** start EXCERPTED RECORDS **

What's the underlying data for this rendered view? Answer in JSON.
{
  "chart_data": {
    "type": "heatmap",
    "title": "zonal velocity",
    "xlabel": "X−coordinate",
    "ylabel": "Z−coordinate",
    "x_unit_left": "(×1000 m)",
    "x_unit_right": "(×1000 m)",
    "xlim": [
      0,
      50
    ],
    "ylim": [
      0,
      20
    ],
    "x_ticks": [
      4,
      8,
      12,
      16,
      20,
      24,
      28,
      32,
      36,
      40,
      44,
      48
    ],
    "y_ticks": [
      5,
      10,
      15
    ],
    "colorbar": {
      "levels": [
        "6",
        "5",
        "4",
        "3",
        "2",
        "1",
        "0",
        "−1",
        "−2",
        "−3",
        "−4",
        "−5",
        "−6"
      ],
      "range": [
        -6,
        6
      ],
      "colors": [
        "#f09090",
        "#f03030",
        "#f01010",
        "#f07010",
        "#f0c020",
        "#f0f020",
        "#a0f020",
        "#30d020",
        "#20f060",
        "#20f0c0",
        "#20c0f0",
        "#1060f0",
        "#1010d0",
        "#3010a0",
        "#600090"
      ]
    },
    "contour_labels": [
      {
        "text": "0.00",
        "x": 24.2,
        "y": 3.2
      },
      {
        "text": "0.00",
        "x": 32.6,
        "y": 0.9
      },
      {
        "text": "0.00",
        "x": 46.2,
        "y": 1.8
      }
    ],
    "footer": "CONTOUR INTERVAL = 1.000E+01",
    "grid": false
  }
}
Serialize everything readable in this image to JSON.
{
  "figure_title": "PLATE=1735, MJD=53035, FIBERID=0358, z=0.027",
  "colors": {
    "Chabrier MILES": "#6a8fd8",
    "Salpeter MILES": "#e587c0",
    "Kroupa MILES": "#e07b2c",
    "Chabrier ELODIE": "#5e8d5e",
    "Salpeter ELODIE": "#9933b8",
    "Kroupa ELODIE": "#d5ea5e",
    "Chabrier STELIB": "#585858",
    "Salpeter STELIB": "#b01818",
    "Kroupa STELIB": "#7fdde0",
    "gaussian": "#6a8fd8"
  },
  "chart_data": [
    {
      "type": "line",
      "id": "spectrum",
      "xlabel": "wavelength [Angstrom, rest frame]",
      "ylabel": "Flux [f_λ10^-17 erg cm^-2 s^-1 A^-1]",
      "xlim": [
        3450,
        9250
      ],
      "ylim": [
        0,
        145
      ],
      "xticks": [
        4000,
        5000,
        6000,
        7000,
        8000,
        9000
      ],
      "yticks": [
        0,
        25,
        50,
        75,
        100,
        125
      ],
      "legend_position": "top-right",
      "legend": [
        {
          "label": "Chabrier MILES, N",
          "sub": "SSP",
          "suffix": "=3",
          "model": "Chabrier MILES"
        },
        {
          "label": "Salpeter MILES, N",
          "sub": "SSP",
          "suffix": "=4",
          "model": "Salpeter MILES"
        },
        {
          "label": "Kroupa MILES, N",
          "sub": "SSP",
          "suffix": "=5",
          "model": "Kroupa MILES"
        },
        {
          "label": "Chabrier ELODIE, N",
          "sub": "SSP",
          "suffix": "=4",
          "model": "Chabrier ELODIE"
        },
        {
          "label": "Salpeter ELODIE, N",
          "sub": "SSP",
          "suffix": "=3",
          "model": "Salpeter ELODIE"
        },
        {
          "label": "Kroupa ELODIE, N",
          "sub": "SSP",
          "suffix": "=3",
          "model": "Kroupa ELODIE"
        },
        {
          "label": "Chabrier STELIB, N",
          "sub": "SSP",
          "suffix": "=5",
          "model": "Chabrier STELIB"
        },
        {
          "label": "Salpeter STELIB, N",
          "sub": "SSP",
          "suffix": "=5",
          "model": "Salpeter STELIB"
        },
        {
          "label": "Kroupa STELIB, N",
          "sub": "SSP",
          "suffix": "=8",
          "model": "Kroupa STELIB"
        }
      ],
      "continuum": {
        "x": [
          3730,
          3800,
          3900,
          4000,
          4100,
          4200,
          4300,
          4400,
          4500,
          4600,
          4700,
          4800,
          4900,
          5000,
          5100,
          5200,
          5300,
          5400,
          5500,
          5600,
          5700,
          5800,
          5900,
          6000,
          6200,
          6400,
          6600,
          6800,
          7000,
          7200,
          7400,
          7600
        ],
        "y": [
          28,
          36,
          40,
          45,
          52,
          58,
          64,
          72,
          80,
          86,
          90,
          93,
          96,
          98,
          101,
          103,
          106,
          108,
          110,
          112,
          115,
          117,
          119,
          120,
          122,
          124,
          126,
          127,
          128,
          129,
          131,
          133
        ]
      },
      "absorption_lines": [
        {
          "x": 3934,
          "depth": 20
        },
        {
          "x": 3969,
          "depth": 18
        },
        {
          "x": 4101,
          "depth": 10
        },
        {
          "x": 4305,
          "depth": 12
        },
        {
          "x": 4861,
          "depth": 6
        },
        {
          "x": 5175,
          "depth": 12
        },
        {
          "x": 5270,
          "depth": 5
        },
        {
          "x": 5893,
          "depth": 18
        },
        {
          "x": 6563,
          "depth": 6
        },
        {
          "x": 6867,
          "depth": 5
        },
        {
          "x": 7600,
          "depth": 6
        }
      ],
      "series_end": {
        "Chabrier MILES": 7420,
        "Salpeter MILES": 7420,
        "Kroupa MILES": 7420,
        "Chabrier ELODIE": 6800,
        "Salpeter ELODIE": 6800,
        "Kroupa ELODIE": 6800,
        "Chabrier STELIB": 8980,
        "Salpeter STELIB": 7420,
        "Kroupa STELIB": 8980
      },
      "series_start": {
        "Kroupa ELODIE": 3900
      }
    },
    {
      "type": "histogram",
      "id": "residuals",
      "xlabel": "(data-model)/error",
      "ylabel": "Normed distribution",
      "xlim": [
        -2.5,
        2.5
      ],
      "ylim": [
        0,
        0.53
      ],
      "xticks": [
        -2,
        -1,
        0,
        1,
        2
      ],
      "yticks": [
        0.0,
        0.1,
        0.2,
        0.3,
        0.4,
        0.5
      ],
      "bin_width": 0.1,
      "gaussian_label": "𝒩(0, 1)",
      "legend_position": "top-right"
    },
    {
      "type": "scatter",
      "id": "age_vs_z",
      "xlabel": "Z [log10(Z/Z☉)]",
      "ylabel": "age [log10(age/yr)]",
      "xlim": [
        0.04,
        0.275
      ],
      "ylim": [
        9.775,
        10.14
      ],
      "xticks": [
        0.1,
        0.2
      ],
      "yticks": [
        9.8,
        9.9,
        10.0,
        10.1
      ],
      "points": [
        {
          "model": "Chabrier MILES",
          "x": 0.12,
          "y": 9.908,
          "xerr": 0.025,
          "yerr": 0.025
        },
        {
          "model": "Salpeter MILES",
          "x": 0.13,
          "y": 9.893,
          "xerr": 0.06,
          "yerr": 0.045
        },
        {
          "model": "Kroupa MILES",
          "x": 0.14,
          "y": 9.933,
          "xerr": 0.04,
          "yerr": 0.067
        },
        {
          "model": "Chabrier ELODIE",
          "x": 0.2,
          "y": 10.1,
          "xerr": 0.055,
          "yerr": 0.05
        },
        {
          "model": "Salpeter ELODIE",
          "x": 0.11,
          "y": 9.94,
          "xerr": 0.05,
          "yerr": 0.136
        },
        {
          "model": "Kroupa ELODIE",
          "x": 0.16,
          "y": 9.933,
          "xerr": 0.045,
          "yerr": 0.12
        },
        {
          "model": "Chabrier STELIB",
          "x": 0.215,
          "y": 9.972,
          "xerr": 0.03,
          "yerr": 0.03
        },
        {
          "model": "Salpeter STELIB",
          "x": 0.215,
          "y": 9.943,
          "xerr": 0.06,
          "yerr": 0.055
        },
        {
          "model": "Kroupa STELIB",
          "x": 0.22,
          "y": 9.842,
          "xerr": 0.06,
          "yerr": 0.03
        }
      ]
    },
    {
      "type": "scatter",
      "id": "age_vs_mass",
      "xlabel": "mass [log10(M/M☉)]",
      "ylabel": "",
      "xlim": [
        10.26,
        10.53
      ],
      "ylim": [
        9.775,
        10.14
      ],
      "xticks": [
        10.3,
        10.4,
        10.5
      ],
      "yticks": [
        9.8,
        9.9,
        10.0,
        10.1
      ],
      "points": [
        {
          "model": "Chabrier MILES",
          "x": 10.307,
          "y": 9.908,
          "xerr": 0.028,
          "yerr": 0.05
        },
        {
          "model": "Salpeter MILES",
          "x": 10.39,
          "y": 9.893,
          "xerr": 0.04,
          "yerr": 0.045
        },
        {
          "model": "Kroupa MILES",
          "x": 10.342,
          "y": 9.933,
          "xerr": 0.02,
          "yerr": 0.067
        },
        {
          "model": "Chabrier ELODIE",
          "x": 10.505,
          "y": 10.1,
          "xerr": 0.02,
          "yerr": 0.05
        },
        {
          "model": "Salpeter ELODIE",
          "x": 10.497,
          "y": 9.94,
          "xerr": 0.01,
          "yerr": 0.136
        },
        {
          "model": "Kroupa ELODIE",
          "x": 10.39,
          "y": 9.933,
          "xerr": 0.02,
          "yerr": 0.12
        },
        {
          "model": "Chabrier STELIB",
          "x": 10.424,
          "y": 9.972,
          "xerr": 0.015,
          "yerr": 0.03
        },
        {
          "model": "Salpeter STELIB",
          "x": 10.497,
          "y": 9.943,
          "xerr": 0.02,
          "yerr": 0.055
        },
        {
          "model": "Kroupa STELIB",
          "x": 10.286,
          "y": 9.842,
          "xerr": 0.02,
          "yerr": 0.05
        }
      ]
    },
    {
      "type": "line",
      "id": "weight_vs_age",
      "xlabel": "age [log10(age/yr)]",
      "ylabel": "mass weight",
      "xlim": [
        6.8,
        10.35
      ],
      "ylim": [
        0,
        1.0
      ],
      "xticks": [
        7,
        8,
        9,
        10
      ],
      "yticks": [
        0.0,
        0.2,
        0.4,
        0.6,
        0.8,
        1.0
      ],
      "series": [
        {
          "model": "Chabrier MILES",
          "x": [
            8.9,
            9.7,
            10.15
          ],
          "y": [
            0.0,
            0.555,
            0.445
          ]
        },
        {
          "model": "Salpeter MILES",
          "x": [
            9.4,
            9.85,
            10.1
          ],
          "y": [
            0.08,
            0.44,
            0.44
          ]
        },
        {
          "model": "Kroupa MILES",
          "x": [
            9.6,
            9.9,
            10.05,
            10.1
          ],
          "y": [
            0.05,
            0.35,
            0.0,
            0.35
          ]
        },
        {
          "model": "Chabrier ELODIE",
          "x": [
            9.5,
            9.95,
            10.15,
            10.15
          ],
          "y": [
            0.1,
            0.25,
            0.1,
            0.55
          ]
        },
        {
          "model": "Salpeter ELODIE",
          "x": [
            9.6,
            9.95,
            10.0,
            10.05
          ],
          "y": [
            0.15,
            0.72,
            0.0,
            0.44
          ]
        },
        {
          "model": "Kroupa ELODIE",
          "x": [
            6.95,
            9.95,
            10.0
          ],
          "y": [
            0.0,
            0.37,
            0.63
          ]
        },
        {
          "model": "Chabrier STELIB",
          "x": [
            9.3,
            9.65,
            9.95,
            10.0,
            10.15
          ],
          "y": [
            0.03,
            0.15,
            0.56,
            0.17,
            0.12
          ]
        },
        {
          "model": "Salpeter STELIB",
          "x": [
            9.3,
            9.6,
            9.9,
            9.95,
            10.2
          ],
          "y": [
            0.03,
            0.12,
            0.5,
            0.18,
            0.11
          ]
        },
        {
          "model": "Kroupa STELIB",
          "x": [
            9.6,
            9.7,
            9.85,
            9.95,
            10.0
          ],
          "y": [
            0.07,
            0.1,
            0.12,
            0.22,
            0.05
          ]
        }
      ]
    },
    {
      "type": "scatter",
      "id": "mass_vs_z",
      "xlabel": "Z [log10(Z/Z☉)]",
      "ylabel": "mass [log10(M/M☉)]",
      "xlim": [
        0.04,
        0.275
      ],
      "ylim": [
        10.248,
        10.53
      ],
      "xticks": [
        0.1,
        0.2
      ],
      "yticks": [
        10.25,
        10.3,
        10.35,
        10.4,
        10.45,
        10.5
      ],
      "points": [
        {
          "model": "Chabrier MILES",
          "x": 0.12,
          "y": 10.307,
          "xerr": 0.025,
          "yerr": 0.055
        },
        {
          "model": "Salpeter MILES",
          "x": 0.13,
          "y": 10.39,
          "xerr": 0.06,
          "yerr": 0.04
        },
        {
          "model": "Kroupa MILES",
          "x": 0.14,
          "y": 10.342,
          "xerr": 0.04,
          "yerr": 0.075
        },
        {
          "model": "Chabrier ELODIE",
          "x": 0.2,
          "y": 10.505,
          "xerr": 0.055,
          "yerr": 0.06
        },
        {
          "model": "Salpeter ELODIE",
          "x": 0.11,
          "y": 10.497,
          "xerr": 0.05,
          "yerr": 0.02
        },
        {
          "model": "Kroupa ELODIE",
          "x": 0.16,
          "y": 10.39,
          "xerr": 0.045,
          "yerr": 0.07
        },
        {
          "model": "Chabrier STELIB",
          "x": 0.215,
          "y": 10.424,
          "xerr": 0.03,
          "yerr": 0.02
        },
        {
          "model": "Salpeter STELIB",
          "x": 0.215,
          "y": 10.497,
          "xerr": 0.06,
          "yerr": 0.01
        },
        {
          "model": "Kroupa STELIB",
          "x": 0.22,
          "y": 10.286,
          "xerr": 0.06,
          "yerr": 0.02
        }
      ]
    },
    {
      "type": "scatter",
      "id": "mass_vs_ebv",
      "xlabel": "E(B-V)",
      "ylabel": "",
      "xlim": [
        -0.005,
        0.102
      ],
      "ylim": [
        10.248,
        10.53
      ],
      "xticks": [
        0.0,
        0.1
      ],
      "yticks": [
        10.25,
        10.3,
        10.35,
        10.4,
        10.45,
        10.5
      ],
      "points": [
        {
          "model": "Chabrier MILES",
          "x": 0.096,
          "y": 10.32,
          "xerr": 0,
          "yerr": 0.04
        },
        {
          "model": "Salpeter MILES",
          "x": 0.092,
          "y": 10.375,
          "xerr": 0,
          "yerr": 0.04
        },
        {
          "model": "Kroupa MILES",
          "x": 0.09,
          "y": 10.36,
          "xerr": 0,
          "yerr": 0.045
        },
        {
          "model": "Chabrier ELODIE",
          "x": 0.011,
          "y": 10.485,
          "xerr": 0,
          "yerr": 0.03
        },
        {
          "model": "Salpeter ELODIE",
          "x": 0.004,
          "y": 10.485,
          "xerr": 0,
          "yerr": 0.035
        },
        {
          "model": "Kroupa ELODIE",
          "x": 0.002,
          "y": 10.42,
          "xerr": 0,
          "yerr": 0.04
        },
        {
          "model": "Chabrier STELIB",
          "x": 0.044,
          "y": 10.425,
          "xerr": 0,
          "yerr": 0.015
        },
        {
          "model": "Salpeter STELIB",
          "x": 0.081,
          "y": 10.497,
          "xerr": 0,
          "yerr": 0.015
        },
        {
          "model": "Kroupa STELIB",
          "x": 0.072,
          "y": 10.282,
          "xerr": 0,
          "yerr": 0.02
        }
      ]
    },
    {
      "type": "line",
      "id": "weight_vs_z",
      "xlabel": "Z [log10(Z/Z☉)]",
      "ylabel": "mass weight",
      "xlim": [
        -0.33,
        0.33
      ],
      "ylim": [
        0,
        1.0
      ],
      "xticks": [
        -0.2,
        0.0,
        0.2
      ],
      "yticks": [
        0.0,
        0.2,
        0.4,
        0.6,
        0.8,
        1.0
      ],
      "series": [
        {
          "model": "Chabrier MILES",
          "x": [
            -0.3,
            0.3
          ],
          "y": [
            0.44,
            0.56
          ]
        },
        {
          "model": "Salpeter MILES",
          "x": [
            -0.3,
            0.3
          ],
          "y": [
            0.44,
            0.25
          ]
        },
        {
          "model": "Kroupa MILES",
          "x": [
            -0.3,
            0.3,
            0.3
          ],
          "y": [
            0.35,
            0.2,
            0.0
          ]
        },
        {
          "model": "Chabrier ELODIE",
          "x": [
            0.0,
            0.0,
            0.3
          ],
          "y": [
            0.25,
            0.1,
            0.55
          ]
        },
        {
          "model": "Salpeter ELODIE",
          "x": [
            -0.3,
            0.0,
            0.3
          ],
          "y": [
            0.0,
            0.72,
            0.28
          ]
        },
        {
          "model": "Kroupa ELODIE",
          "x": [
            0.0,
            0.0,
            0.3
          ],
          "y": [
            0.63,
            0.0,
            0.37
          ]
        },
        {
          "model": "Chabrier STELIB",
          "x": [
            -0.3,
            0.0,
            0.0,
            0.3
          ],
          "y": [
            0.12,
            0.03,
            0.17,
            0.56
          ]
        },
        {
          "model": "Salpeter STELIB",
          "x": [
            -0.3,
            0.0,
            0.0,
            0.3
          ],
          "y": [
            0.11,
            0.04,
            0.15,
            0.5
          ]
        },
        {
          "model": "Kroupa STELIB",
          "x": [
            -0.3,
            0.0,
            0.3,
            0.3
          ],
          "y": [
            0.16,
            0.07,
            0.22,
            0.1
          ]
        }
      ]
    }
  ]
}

** end EXCERPTED RECORDS **

§ TASK BRIEF
Gather all lines with the string "coordinate" from the data.

§ EXERCISE RESULT
    "xlabel": "X−coordinate",
    "ylabel": "Z−coordinate",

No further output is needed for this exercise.